**What you will do**
Return each line of the material verbatim.

-------- Data --------

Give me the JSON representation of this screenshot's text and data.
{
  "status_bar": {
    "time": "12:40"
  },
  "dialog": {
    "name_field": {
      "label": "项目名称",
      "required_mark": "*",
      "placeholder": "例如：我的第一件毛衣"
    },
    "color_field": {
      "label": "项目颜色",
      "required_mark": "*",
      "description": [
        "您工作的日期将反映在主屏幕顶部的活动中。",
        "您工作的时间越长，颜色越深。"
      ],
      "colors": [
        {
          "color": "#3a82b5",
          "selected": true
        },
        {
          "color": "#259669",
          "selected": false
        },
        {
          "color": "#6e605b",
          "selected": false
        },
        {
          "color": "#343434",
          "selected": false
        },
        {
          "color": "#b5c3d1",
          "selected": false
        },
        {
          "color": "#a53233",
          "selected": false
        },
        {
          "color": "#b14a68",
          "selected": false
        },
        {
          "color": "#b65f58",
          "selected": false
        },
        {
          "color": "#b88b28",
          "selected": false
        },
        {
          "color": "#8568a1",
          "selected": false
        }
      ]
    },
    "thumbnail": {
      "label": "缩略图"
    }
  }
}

--------

**Result of this exercise**
Give me the JSON representation of this screenshot's text and data.
{
  "status_bar": {
    "time": "12:40"
  },
  "dialog": {
    "name_field": {
      "label": "项目名称",
      "required_mark": "*",
      "placeholder": "例如：我的第一件毛衣"
    },
    "color_field": {
      "label": "项目颜色",
      "required_mark": "*",
      "description": [
        "您工作的日期将反映在主屏幕顶部的活动中。",
        "您工作的时间越长，颜色越深。"
      ],
      "colors": [
        {
          "color": "#3a82b5",
          "selected": true
        },
        {
          "color": "#259669",
          "selected": false
        },
        {
          "color": "#6e605b",
          "selected": false
        },
        {
          "color": "#343434",
          "selected": false
        },
        {
          "color": "#b5c3d1",
          "selected": false
        },
        {
          "color": "#a53233",
          "selected": false
        },
        {
          "color": "#b14a68",
          "selected": false
        },
        {
          "color": "#b65f58",
          "selected": false
        },
        {
          "color": "#b88b28",
          "selected": false
        },
        {
          "color": "#8568a1",
          "selected": false
        }
      ]
    },
    "thumbnail": {
      "label": "缩略图"
    }
  }
}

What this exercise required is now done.